### JOB
Extract every line of the material that holds the string "MODIS".

### A run of records
.....

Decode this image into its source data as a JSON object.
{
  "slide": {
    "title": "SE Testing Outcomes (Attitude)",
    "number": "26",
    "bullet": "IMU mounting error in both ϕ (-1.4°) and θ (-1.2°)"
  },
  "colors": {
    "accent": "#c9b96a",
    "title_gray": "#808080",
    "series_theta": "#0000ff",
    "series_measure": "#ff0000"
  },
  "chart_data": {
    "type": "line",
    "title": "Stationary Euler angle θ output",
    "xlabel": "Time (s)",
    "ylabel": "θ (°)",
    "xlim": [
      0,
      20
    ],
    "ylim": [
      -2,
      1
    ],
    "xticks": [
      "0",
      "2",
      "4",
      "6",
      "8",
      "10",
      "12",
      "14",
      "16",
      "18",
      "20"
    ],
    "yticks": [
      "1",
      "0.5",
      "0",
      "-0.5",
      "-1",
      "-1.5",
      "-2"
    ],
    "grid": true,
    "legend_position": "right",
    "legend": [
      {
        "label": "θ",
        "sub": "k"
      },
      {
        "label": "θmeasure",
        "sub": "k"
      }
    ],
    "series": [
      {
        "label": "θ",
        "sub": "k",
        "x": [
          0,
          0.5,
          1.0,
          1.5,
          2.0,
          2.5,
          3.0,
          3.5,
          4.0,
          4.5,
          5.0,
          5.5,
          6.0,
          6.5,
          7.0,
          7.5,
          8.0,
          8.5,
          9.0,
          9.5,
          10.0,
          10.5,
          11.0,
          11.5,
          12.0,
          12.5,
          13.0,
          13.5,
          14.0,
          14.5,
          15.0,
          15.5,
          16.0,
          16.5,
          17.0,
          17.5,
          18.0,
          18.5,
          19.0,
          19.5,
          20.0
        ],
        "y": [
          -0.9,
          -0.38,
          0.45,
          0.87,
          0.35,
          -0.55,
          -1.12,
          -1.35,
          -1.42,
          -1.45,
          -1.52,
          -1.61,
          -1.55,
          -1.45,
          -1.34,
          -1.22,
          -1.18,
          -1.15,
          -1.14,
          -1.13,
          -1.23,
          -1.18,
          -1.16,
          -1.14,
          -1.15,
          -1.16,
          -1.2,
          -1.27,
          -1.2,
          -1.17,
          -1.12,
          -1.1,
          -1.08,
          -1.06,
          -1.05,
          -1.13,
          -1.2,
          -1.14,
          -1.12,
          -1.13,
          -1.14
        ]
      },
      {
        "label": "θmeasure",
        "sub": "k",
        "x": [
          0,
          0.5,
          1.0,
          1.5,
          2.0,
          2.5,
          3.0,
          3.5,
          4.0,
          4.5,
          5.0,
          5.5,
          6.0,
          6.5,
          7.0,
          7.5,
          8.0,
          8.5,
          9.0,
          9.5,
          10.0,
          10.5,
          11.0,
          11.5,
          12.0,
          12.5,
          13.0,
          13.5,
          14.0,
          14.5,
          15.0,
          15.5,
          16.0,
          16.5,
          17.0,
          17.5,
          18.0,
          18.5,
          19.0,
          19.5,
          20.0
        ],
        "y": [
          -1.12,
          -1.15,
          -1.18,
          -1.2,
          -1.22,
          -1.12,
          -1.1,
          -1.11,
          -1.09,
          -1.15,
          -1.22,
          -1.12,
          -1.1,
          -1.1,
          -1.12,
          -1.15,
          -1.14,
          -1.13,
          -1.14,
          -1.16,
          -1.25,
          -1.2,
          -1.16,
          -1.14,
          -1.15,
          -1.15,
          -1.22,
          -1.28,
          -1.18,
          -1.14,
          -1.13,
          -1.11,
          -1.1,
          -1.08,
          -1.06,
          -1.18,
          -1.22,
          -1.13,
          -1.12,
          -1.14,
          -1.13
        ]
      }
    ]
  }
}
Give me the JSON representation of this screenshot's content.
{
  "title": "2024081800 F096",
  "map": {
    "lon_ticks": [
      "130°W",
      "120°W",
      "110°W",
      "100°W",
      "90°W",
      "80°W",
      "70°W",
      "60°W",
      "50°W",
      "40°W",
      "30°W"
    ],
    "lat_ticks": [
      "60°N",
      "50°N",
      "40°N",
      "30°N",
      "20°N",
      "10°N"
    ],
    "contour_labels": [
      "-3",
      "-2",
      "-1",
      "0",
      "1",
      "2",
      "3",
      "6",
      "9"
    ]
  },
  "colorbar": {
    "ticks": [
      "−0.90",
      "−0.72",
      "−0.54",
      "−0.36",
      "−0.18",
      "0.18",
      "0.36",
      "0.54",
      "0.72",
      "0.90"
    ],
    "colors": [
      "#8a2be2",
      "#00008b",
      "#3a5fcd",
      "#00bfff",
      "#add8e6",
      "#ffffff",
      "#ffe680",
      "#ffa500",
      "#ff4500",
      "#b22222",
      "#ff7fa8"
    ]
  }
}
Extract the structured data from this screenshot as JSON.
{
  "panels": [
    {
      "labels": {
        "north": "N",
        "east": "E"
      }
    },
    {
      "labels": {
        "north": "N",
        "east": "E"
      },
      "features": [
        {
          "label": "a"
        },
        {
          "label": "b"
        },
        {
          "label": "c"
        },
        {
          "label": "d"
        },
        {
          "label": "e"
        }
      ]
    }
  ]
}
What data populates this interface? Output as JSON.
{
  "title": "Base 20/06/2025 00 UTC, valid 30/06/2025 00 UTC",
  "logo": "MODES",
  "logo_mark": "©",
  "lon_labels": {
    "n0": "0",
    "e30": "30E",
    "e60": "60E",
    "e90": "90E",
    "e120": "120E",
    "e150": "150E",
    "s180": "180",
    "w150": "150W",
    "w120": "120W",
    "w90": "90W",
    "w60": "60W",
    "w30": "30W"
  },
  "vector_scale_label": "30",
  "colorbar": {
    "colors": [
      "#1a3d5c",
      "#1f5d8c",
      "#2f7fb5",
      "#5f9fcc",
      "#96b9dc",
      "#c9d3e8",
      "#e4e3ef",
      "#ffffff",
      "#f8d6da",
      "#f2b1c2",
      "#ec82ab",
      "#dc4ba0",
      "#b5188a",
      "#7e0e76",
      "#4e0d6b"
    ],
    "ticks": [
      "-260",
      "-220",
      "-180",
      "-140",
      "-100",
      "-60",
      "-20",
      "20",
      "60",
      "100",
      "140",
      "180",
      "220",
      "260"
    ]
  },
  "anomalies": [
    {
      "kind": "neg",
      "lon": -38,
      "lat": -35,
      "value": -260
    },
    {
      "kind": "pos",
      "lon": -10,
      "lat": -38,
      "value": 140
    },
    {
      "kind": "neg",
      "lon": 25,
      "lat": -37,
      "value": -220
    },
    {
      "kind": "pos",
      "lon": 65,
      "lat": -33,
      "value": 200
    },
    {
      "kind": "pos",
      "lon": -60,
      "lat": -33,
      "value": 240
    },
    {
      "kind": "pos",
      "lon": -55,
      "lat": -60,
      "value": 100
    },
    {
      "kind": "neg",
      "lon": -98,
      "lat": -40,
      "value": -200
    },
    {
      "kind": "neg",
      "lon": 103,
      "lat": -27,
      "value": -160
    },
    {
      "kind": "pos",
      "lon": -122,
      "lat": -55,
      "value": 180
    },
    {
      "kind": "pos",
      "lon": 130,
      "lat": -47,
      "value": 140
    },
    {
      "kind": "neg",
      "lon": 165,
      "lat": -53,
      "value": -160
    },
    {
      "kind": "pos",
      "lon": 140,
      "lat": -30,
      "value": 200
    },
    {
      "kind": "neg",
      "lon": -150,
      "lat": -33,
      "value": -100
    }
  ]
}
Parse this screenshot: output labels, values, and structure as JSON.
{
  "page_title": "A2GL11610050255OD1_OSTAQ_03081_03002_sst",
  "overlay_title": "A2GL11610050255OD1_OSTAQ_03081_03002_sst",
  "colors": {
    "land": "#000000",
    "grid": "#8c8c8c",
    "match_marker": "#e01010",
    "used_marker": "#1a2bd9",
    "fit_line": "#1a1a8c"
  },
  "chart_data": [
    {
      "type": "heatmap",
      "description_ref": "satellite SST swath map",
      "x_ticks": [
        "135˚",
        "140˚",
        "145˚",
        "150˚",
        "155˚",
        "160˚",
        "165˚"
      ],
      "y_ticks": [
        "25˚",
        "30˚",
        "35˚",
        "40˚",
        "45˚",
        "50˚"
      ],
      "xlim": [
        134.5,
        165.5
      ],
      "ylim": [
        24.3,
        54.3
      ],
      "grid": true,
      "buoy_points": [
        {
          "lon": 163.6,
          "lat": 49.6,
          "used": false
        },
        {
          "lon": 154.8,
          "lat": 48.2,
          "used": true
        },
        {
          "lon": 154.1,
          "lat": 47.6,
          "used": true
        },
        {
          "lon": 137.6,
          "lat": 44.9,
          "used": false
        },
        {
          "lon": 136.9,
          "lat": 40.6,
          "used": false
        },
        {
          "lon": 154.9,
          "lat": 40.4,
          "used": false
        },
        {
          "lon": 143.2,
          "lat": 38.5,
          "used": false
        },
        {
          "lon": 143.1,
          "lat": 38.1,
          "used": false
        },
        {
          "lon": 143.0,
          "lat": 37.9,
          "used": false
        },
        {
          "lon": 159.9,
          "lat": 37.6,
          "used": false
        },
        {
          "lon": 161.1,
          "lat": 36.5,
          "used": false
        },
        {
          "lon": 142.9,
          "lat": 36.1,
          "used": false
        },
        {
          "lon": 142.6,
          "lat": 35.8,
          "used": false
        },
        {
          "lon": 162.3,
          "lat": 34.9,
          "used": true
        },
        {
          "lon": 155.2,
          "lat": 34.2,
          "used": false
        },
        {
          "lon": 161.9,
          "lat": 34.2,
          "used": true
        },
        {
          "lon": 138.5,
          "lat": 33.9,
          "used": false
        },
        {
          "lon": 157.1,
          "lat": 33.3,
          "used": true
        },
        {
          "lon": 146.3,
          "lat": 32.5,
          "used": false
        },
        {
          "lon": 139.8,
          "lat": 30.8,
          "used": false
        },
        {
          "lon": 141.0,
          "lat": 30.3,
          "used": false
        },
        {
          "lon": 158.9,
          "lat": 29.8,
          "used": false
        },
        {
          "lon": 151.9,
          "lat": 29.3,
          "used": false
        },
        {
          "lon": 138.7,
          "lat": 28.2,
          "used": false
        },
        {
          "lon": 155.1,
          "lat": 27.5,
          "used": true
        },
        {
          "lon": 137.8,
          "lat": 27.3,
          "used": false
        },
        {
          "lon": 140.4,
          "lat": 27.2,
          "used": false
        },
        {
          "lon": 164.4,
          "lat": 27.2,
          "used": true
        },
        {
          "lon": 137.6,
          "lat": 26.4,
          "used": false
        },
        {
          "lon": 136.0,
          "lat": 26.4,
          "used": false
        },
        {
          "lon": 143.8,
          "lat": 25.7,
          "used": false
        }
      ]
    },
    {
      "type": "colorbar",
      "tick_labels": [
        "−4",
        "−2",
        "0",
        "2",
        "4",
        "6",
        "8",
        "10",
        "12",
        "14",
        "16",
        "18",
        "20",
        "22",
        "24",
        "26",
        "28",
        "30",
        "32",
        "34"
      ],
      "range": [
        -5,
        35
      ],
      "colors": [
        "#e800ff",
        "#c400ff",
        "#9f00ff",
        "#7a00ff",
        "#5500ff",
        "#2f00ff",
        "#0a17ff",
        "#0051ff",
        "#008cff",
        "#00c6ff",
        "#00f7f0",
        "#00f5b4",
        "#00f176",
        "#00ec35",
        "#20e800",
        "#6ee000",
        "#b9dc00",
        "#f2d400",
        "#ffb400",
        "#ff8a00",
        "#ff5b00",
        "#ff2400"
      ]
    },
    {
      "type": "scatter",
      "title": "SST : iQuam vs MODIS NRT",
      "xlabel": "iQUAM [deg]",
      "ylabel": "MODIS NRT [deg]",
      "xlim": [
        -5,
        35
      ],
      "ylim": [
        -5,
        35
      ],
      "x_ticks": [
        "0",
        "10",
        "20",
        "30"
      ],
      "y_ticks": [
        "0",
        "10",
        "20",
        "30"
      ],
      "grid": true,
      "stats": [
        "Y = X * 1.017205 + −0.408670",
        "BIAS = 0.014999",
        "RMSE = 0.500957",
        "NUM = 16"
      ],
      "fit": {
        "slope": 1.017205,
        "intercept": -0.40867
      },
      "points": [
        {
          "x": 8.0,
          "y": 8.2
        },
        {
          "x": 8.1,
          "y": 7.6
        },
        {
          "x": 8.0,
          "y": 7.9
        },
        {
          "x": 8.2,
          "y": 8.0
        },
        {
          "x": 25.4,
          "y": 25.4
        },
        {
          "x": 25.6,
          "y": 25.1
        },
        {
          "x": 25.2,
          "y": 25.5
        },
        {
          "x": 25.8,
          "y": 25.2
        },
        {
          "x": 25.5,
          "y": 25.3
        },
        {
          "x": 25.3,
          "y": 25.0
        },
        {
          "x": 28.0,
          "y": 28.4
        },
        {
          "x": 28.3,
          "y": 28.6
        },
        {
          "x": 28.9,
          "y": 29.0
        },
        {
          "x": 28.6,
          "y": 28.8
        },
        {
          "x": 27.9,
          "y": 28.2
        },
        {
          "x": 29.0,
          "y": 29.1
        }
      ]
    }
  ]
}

.....

### SOLUTION FOR THIS EXERCISE
      "title": "SST : iQuam vs MODIS NRT",
      "ylabel": "MODIS NRT [deg]",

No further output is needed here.